● **DATA ENTRIES**

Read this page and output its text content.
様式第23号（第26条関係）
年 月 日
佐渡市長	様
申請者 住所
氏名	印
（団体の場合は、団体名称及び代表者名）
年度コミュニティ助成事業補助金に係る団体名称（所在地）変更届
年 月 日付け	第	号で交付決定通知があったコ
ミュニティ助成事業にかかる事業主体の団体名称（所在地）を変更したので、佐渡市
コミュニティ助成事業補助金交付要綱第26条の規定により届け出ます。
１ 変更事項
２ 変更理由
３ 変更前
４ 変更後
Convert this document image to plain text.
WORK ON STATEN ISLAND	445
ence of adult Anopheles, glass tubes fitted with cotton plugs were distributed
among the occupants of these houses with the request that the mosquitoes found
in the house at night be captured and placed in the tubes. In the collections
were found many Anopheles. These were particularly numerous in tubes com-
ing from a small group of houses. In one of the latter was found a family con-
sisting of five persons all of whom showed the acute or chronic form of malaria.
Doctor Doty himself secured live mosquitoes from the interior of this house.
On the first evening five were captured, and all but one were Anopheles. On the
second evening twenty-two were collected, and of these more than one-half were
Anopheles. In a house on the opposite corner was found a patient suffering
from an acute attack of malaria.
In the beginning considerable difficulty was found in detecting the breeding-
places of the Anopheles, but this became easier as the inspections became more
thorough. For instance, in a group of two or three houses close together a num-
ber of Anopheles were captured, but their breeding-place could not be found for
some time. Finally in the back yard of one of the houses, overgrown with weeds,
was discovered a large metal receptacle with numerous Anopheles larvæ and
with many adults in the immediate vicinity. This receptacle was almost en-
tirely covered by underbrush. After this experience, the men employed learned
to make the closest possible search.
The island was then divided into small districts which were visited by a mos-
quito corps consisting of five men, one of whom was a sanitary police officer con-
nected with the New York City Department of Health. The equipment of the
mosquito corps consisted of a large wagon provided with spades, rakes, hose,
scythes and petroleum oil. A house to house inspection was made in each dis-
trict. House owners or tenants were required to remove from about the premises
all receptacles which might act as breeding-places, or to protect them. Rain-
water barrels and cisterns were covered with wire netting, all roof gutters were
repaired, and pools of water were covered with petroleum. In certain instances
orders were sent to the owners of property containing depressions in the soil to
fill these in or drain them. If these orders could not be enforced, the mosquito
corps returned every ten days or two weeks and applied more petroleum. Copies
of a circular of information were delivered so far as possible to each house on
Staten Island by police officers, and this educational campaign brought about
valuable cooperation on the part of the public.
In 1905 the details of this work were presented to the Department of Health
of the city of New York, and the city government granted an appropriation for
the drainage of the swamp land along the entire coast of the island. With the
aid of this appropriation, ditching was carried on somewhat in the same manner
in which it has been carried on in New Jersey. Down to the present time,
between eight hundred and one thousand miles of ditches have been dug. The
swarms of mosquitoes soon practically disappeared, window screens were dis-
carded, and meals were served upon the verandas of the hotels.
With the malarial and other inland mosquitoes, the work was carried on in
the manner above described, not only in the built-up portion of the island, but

● **WORK INSTRUCTIONS**
Reproduce all of the entries word for word.

● **TASK OUTPUT**
Read this page and output its text content.
様式第23号（第26条関係）
年 月 日
佐渡市長	様
申請者 住所
氏名	印
（団体の場合は、団体名称及び代表者名）
年度コミュニティ助成事業補助金に係る団体名称（所在地）変更届
年 月 日付け	第	号で交付決定通知があったコ
ミュニティ助成事業にかかる事業主体の団体名称（所在地）を変更したので、佐渡市
コミュニティ助成事業補助金交付要綱第26条の規定により届け出ます。
１ 変更事項
２ 変更理由
３ 変更前
４ 変更後
Convert this document image to plain text.
WORK ON STATEN ISLAND	445
ence of adult Anopheles, glass tubes fitted with cotton plugs were distributed
among the occupants of these houses with the request that the mosquitoes found
in the house at night be captured and placed in the tubes. In the collections
were found many Anopheles. These were particularly numerous in tubes com-
ing from a small group of houses. In one of the latter was found a family con-
sisting of five persons all of whom showed the acute or chronic form of malaria.
Doctor Doty himself secured live mosquitoes from the interior of this house.
On the first evening five were captured, and all but one were Anopheles. On the
second evening twenty-two were collected, and of these more than one-half were
Anopheles. In a house on the opposite corner was found a patient suffering
from an acute attack of malaria.
In the beginning considerable difficulty was found in detecting the breeding-
places of the Anopheles, but this became easier as the inspections became more
thorough. For instance, in a group of two or three houses close together a num-
ber of Anopheles were captured, but their breeding-place could not be found for
some time. Finally in the back yard of one of the houses, overgrown with weeds,
was discovered a large metal receptacle with numerous Anopheles larvæ and
with many adults in the immediate vicinity. This receptacle was almost en-
tirely covered by underbrush. After this experience, the men employed learned
to make the closest possible search.
The island was then divided into small districts which were visited by a mos-
quito corps consisting of five men, one of whom was a sanitary police officer con-
nected with the New York City Department of Health. The equipment of the
mosquito corps consisted of a large wagon provided with spades, rakes, hose,
scythes and petroleum oil. A house to house inspection was made in each dis-
trict. House owners or tenants were required to remove from about the premises
all receptacles which might act as breeding-places, or to protect them. Rain-
water barrels and cisterns were covered with wire netting, all roof gutters were
repaired, and pools of water were covered with petroleum. In certain instances
orders were sent to the owners of property containing depressions in the soil to
fill these in or drain them. If these orders could not be enforced, the mosquito
corps returned every ten days or two weeks and applied more petroleum. Copies
of a circular of information were delivered so far as possible to each house on
Staten Island by police officers, and this educational campaign brought about
valuable cooperation on the part of the public.
In 1905 the details of this work were presented to the Department of Health
of the city of New York, and the city government granted an appropriation for
the drainage of the swamp land along the entire coast of the island. With the
aid of this appropriation, ditching was carried on somewhat in the same manner
in which it has been carried on in New Jersey. Down to the present time,
between eight hundred and one thousand miles of ditches have been dug. The
swarms of mosquitoes soon practically disappeared, window screens were dis-
carded, and meals were served upon the verandas of the hotels.
With the malarial and other inland mosquitoes, the work was carried on in
the manner above described, not only in the built-up portion of the island, but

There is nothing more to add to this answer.